Selected excerpt below:
Swimming as a Therapeutic Exercise for Back Pain
Overview of Swimming for Back Pain
- Swimming is frequently recommended as a therapeutic exercise for back pain, but its application requires a nuanced understanding of its physiological and neurological effects.
- While beneficial, it is not a catch-all solution and must be evaluated against the patient's specific biomechanical dysfunctions and environmental needs.
Physiological Benefits of Water Exercise
- Decompression and Buoyancy: When swimming, an individual is not dealing with the downward force of gravity. Because the body is buoyant, it experiences a decompressive effect on the joints.
- This effect is similar to lying flat on one's back after prolonged sitting. As the body relaxes, the spine lengthens, the joint spaces open, and the vertebrae move away from each other.
- Disc Rehydration through Negative Pressure: Mechanical lengthening of the spine creates negative pressure within the intervertebral discs. This negative pressure acts as a vacuum that attracts fluid back into the disc, facilitating rehydration and counteracting the compression of daily activities.
Neurological Mechanisms: The Gate Theory of Pain Control
- Proprioceptive Inflow: The skin contains approximately 1,300 nerve endings per square inch. As water flows across the skin (particularly hair-bearing skin), it stimulates a massive amount of proprioceptive information that flows into the spinal cord.
- Conduction Velocity and the Gate Theory:
- Proprioceptive neurons have a conduction velocity of approximately 60 to 90m/s.
- Pain fibers have a significantly slower conduction velocity, approximately 6 to 9m/s.
- The Sheep Metaphor for Pain Perception:
- The speaker uses an analogy where pain fibers are represented as "black sheep" and proprioceptive fibers as "white sheep." These sheep are at the end of a corral, and a farmer places a bucket of grain (representing the brain's perception) in the pen.
- Because the white sheep (proprioception) run six to ten times faster than the black sheep (pain), they crowd out the black sheep and reach the grain first.
- This results in "flooding the gate," where the brain is so preoccupied with high-speed proprioceptive input from the water that it cannot pay as much attention to the slower pain signals.
Risks and Contraindications in Swimming
- False Sense of Recovery: Because proprioceptive input masks pain, a swimmer may be unaware that they are damaging their back during the session. The pain fibers may only "outrun" the white sheep once the systemic charge is extremely high or the individual leaves the water.
End of Selected excerpt.
Raw data below:
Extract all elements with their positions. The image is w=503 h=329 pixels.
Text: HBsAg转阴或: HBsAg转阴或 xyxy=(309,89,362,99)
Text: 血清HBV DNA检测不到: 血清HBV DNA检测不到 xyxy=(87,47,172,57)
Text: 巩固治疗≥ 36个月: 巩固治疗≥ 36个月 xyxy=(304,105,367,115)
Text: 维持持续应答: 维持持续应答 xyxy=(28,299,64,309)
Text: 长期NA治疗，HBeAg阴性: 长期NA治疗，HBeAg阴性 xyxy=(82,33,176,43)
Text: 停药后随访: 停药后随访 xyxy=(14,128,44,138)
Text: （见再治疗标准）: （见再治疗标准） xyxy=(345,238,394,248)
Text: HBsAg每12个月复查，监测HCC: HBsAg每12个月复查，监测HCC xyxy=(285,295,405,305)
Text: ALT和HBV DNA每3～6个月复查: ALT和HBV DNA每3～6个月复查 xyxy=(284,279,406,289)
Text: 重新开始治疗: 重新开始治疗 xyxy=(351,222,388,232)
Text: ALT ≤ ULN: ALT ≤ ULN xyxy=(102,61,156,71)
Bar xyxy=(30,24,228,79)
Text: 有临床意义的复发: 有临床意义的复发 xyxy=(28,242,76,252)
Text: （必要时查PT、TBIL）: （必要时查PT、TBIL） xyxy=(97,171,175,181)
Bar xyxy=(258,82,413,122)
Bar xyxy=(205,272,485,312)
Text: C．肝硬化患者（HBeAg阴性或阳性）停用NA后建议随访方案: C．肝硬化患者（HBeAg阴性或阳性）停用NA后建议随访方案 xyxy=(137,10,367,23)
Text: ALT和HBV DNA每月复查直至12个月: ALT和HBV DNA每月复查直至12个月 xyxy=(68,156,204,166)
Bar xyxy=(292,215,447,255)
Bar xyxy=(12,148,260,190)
End of Raw data.
Questions to answer |
1 > Copy the passage from the text on swimming for back pain word for word. Begin at the words "- Disc Rehydration" and stop after "the spinal cord.".
2 > Answer these questions from the text on swimming for back pain.
(a) About how many nerve endings per square inch does the skin contain?
(b) What does the negative pressure within the intervertebral discs act as?
(c) What is the approximate conduction velocity of pain fibers?
3 > Continue the text on swimming for back pain from its last sentence.

Responses in order |
1 >
- Disc Rehydration through Negative Pressure: Mechanical lengthening of the spine creates negative pressure within the intervertebral discs. This negative pressure acts as a vacuum that attracts fluid back into the disc, facilitating rehydration and counteracting the compression of daily activities.
Neurological Mechanisms: The Gate Theory of Pain Control
- Proprioceptive Inflow: The skin contains approximately 1,300 nerve endings per square inch. As water flows across the skin (particularly hair-bearing skin), it stimulates a massive amount of proprioceptive information that flows into the spinal cord.

2 >
(a) About 1,300.
(b) A vacuum that attracts fluid back into the disc.
(c) About 6 to 9 m/s.

3 >
- Dangers with Pain Medication: Patients on pain medication are at extreme risk. The combined masking effect of the drugs and the proprioceptive inflow can lead to severe injury that is only felt the following morning.
- Abdominal Wall Dysfunction: Many back pain sufferers have abdominal wall dysfunction. In the water, this manifests as "falling out of the middle."
- While the head and feet stay at the surface to breathe and kick, the pelvis drops toward the bottom of the pool.
- This forces the body into a bent arch, which can significantly aggravate the low back and lead to chronic pain in swimmers and swim teams.
- To prevent the pelvis from dropping and to support the core, specific flotation devices are recommended:
- Kickboards: Use to maintain upper body positioning.
- Flotation Belts: Similar to those worn by water skiers.
- Aqua Jogger Vest: This essentially brings the core up toward the surface, allowing the individual to swim without overworking a dysfunctional abdominal wall.
Strategic Progression and Functional Limitations
- Primal Patterns and Survival: In a natural context, swimming is a primal pattern only if required for survival. In a modern therapeutic context, it has a point of diminishing returns.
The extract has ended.